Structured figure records
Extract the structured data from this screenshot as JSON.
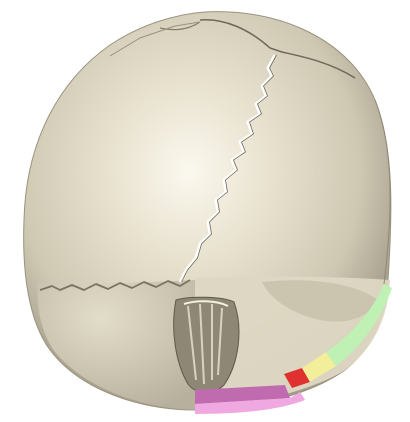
{
  "scene": {
    "subject": "skull-3d-render",
    "view": "posterior-superior",
    "colors": {
      "background": "#ffffff",
      "bone_light": "#f3efe0",
      "bone_mid": "#dcd6c2",
      "bone_shadow": "#a7a08e",
      "suture": "#ffffff",
      "segment_purple": "#c06ab0",
      "segment_pink": "#f0a8e0",
      "segment_red": "#e03030",
      "segment_yellow": "#f2ee9a",
      "segment_green": "#bff0b4"
    }
  }
}
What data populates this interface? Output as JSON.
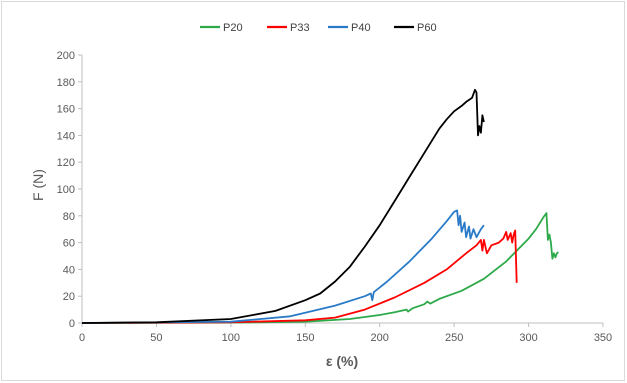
{
  "chart_data": {
    "type": "line",
    "xlabel": "ε (%)",
    "ylabel": "F (N)",
    "xlim": [
      0,
      350
    ],
    "ylim": [
      0,
      200
    ],
    "xticks": [
      0,
      50,
      100,
      150,
      200,
      250,
      300,
      350
    ],
    "yticks": [
      0,
      20,
      40,
      60,
      80,
      100,
      120,
      140,
      160,
      180,
      200
    ],
    "grid": false,
    "legend_position": "top",
    "series": [
      {
        "name": "P20",
        "color": "#2eaa4a",
        "points": [
          [
            0,
            0
          ],
          [
            100,
            0.3
          ],
          [
            150,
            1
          ],
          [
            180,
            3
          ],
          [
            200,
            6
          ],
          [
            210,
            8
          ],
          [
            218,
            10
          ],
          [
            219,
            8.5
          ],
          [
            222,
            11
          ],
          [
            230,
            14
          ],
          [
            232,
            16
          ],
          [
            234,
            14.5
          ],
          [
            240,
            18
          ],
          [
            255,
            24
          ],
          [
            270,
            33
          ],
          [
            285,
            46
          ],
          [
            300,
            63
          ],
          [
            305,
            70
          ],
          [
            310,
            79
          ],
          [
            312,
            82
          ],
          [
            313,
            62
          ],
          [
            314,
            66
          ],
          [
            315,
            60
          ],
          [
            316,
            48
          ],
          [
            317,
            52
          ],
          [
            318,
            49
          ],
          [
            319,
            52
          ],
          [
            320,
            53
          ]
        ]
      },
      {
        "name": "P33",
        "color": "#ff0000",
        "points": [
          [
            0,
            0
          ],
          [
            100,
            0.5
          ],
          [
            150,
            2
          ],
          [
            170,
            4
          ],
          [
            190,
            10
          ],
          [
            210,
            19
          ],
          [
            230,
            30
          ],
          [
            245,
            40
          ],
          [
            258,
            52
          ],
          [
            265,
            58
          ],
          [
            268,
            62
          ],
          [
            269,
            54
          ],
          [
            270,
            62
          ],
          [
            272,
            52
          ],
          [
            275,
            58
          ],
          [
            280,
            60
          ],
          [
            283,
            63
          ],
          [
            285,
            68
          ],
          [
            286,
            62
          ],
          [
            288,
            67
          ],
          [
            289,
            60
          ],
          [
            290,
            66
          ],
          [
            291,
            69
          ],
          [
            292,
            30
          ]
        ]
      },
      {
        "name": "P40",
        "color": "#2a7bc7",
        "points": [
          [
            0,
            0
          ],
          [
            100,
            1
          ],
          [
            140,
            5
          ],
          [
            170,
            13
          ],
          [
            190,
            20
          ],
          [
            194,
            22
          ],
          [
            195,
            17
          ],
          [
            196,
            23
          ],
          [
            205,
            31
          ],
          [
            220,
            46
          ],
          [
            235,
            63
          ],
          [
            245,
            76
          ],
          [
            250,
            83
          ],
          [
            252,
            84
          ],
          [
            253,
            73
          ],
          [
            254,
            80
          ],
          [
            255,
            68
          ],
          [
            257,
            75
          ],
          [
            258,
            64
          ],
          [
            260,
            72
          ],
          [
            261,
            63
          ],
          [
            263,
            70
          ],
          [
            265,
            64
          ],
          [
            268,
            70
          ],
          [
            270,
            73
          ]
        ]
      },
      {
        "name": "P60",
        "color": "#000000",
        "points": [
          [
            0,
            0
          ],
          [
            50,
            0.5
          ],
          [
            100,
            3
          ],
          [
            130,
            9
          ],
          [
            150,
            17
          ],
          [
            160,
            22
          ],
          [
            170,
            31
          ],
          [
            180,
            42
          ],
          [
            190,
            57
          ],
          [
            200,
            73
          ],
          [
            210,
            91
          ],
          [
            220,
            109
          ],
          [
            230,
            127
          ],
          [
            240,
            145
          ],
          [
            245,
            152
          ],
          [
            250,
            158
          ],
          [
            255,
            162
          ],
          [
            258,
            165
          ],
          [
            262,
            168
          ],
          [
            264,
            174
          ],
          [
            265,
            172
          ],
          [
            266,
            140
          ],
          [
            267,
            147
          ],
          [
            268,
            142
          ],
          [
            269,
            155
          ],
          [
            270,
            150
          ]
        ]
      }
    ]
  }
}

__DIRECTION__:
Every entry must be reproduced exactly, with the images left out.

__TASK RESULT__:
Extract the structured data from this screenshot as JSON.
{
  "scene": {
    "subject": "skull-3d-render",
    "view": "posterior-superior",
    "colors": {
      "background": "#ffffff",
      "bone_light": "#f3efe0",
      "bone_mid": "#dcd6c2",
      "bone_shadow": "#a7a08e",
      "suture": "#ffffff",
      "segment_purple": "#c06ab0",
      "segment_pink": "#f0a8e0",
      "segment_red": "#e03030",
      "segment_yellow": "#f2ee9a",
      "segment_green": "#bff0b4"
    }
  }
}
What data populates this interface? Output as JSON.
{
  "chart_data": {
    "type": "line",
    "xlabel": "ε (%)",
    "ylabel": "F (N)",
    "xlim": [
      0,
      350
    ],
    "ylim": [
      0,
      200
    ],
    "xticks": [
      0,
      50,
      100,
      150,
      200,
      250,
      300,
      350
    ],
    "yticks": [
      0,
      20,
      40,
      60,
      80,
      100,
      120,
      140,
      160,
      180,
      200
    ],
    "grid": false,
    "legend_position": "top",
    "series": [
      {
        "name": "P20",
        "color": "#2eaa4a",
        "points": [
          [
            0,
            0
          ],
          [
            100,
            0.3
          ],
          [
            150,
            1
          ],
          [
            180,
            3
          ],
          [
            200,
            6
          ],
          [
            210,
            8
          ],
          [
            218,
            10
          ],
          [
            219,
            8.5
          ],
          [
            222,
            11
          ],
          [
            230,
            14
          ],
          [
            232,
            16
          ],
          [
            234,
            14.5
          ],
          [
            240,
            18
          ],
          [
            255,
            24
          ],
          [
            270,
            33
          ],
          [
            285,
            46
          ],
          [
            300,
            63
          ],
          [
            305,
            70
          ],
          [
            310,
            79
          ],
          [
            312,
            82
          ],
          [
            313,
            62
          ],
          [
            314,
            66
          ],
          [
            315,
            60
          ],
          [
            316,
            48
          ],
          [
            317,
            52
          ],
          [
            318,
            49
          ],
          [
            319,
            52
          ],
          [
            320,
            53
          ]
        ]
      },
      {
        "name": "P33",
        "color": "#ff0000",
        "points": [
          [
            0,
            0
          ],
          [
            100,
            0.5
          ],
          [
            150,
            2
          ],
          [
            170,
            4
          ],
          [
            190,
            10
          ],
          [
            210,
            19
          ],
          [
            230,
            30
          ],
          [
            245,
            40
          ],
          [
            258,
            52
          ],
          [
            265,
            58
          ],
          [
            268,
            62
          ],
          [
            269,
            54
          ],
          [
            270,
            62
          ],
          [
            272,
            52
          ],
          [
            275,
            58
          ],
          [
            280,
            60
          ],
          [
            283,
            63
          ],
          [
            285,
            68
          ],
          [
            286,
            62
          ],
          [
            288,
            67
          ],
          [
            289,
            60
          ],
          [
            290,
            66
          ],
          [
            291,
            69
          ],
          [
            292,
            30
          ]
        ]
      },
      {
        "name": "P40",
        "color": "#2a7bc7",
        "points": [
          [
            0,
            0
          ],
          [
            100,
            1
          ],
          [
            140,
            5
          ],
          [
            170,
            13
          ],
          [
            190,
            20
          ],
          [
            194,
            22
          ],
          [
            195,
            17
          ],
          [
            196,
            23
          ],
          [
            205,
            31
          ],
          [
            220,
            46
          ],
          [
            235,
            63
          ],
          [
            245,
            76
          ],
          [
            250,
            83
          ],
          [
            252,
            84
          ],
          [
            253,
            73
          ],
          [
            254,
            80
          ],
          [
            255,
            68
          ],
          [
            257,
            75
          ],
          [
            258,
            64
          ],
          [
            260,
            72
          ],
          [
            261,
            63
          ],
          [
            263,
            70
          ],
          [
            265,
            64
          ],
          [
            268,
            70
          ],
          [
            270,
            73
          ]
        ]
      },
      {
        "name": "P60",
        "color": "#000000",
        "points": [
          [
            0,
            0
          ],
          [
            50,
            0.5
          ],
          [
            100,
            3
          ],
          [
            130,
            9
          ],
          [
            150,
            17
          ],
          [
            160,
            22
          ],
          [
            170,
            31
          ],
          [
            180,
            42
          ],
          [
            190,
            57
          ],
          [
            200,
            73
          ],
          [
            210,
            91
          ],
          [
            220,
            109
          ],
          [
            230,
            127
          ],
          [
            240,
            145
          ],
          [
            245,
            152
          ],
          [
            250,
            158
          ],
          [
            255,
            162
          ],
          [
            258,
            165
          ],
          [
            262,
            168
          ],
          [
            264,
            174
          ],
          [
            265,
            172
          ],
          [
            266,
            140
          ],
          [
            267,
            147
          ],
          [
            268,
            142
          ],
          [
            269,
            155
          ],
          [
            270,
            150
          ]
        ]
      }
    ]
  }
}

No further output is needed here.